[Dataset records on visual material]
■ ■ ■

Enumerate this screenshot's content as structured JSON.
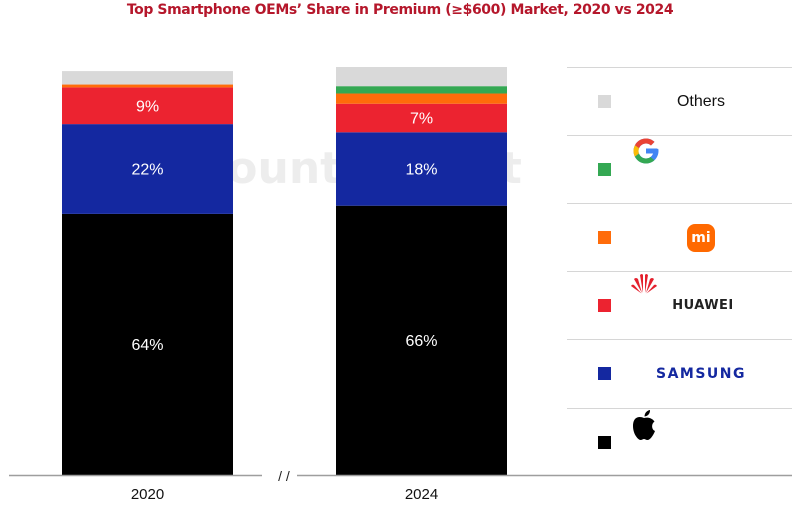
{
  "chart_data": {
    "type": "bar",
    "stacked": true,
    "title": "Top Smartphone OEMs’ Share in Premium (≥$600) Market, 2020 vs 2024",
    "xlabel": "",
    "ylabel": "",
    "ylim": [
      0,
      100
    ],
    "unit": "%",
    "categories": [
      "2020",
      "2024"
    ],
    "axis_break_label": "/ /",
    "watermark": "Counterpoint",
    "legend_position": "right",
    "series": [
      {
        "name": "Apple",
        "color": "#000000",
        "values": [
          64,
          66
        ],
        "labels": [
          "64%",
          "66%"
        ],
        "legend_icon": "apple-logo-icon"
      },
      {
        "name": "Samsung",
        "color": "#1428a0",
        "values": [
          22,
          18
        ],
        "labels": [
          "22%",
          "18%"
        ],
        "legend_text": "SAMSUNG"
      },
      {
        "name": "Huawei",
        "color": "#ec2330",
        "values": [
          9,
          7
        ],
        "labels": [
          "9%",
          "7%"
        ],
        "legend_text": "HUAWEI",
        "legend_icon": "huawei-logo-icon"
      },
      {
        "name": "Xiaomi",
        "color": "#ff6c0a",
        "values": [
          0.7,
          2.5
        ],
        "labels": [
          "",
          ""
        ],
        "legend_text": "mi",
        "legend_icon": "xiaomi-logo-icon"
      },
      {
        "name": "Google",
        "color": "#34a853",
        "values": [
          0,
          1.8
        ],
        "labels": [
          "",
          ""
        ],
        "legend_text": "G",
        "legend_icon": "google-logo-icon"
      },
      {
        "name": "Others",
        "color": "#d9d9d9",
        "values": [
          3.3,
          4.7
        ],
        "labels": [
          "",
          ""
        ],
        "legend_text": "Others"
      }
    ]
  }
}
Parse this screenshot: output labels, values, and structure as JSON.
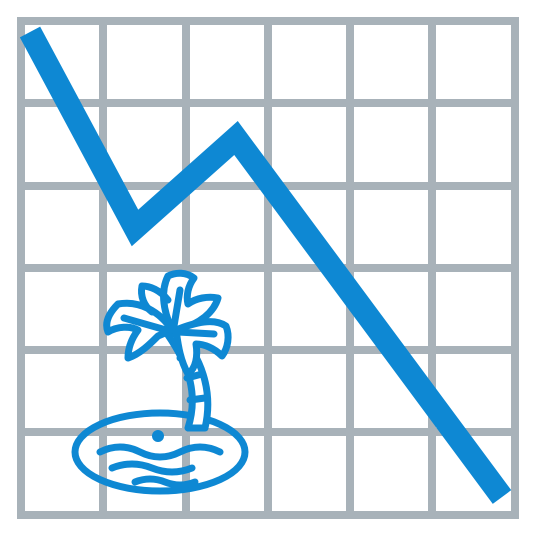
{
  "illustration": {
    "subject": "declining-trend-chart-with-desert-island-icon",
    "grid_columns": 6,
    "grid_rows": 6
  },
  "colors": {
    "background": "#ffffff",
    "grid": "#a8b2b9",
    "accent": "#0e88d3"
  }
}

■ ■ ■

### WHAT TO DO
Working from the lines above, reproduce the material exactly and exclude its pictures.

### SOLUTION FOR THIS EXERCISE
Enumerate this screenshot's content as structured JSON.
{
  "chart_data": {
    "type": "bar",
    "stacked": true,
    "title": "Top Smartphone OEMs’ Share in Premium (≥$600) Market, 2020 vs 2024",
    "xlabel": "",
    "ylabel": "",
    "ylim": [
      0,
      100
    ],
    "unit": "%",
    "categories": [
      "2020",
      "2024"
    ],
    "axis_break_label": "/ /",
    "watermark": "Counterpoint",
    "legend_position": "right",
    "series": [
      {
        "name": "Apple",
        "color": "#000000",
        "values": [
          64,
          66
        ],
        "labels": [
          "64%",
          "66%"
        ],
        "legend_icon": "apple-logo-icon"
      },
      {
        "name": "Samsung",
        "color": "#1428a0",
        "values": [
          22,
          18
        ],
        "labels": [
          "22%",
          "18%"
        ],
        "legend_text": "SAMSUNG"
      },
      {
        "name": "Huawei",
        "color": "#ec2330",
        "values": [
          9,
          7
        ],
        "labels": [
          "9%",
          "7%"
        ],
        "legend_text": "HUAWEI",
        "legend_icon": "huawei-logo-icon"
      },
      {
        "name": "Xiaomi",
        "color": "#ff6c0a",
        "values": [
          0.7,
          2.5
        ],
        "labels": [
          "",
          ""
        ],
        "legend_text": "mi",
        "legend_icon": "xiaomi-logo-icon"
      },
      {
        "name": "Google",
        "color": "#34a853",
        "values": [
          0,
          1.8
        ],
        "labels": [
          "",
          ""
        ],
        "legend_text": "G",
        "legend_icon": "google-logo-icon"
      },
      {
        "name": "Others",
        "color": "#d9d9d9",
        "values": [
          3.3,
          4.7
        ],
        "labels": [
          "",
          ""
        ],
        "legend_text": "Others"
      }
    ]
  }
}
Parse this screenshot: output labels, values, and structure as JSON.
{
  "illustration": {
    "subject": "declining-trend-chart-with-desert-island-icon",
    "grid_columns": 6,
    "grid_rows": 6
  },
  "colors": {
    "background": "#ffffff",
    "grid": "#a8b2b9",
    "accent": "#0e88d3"
  }
}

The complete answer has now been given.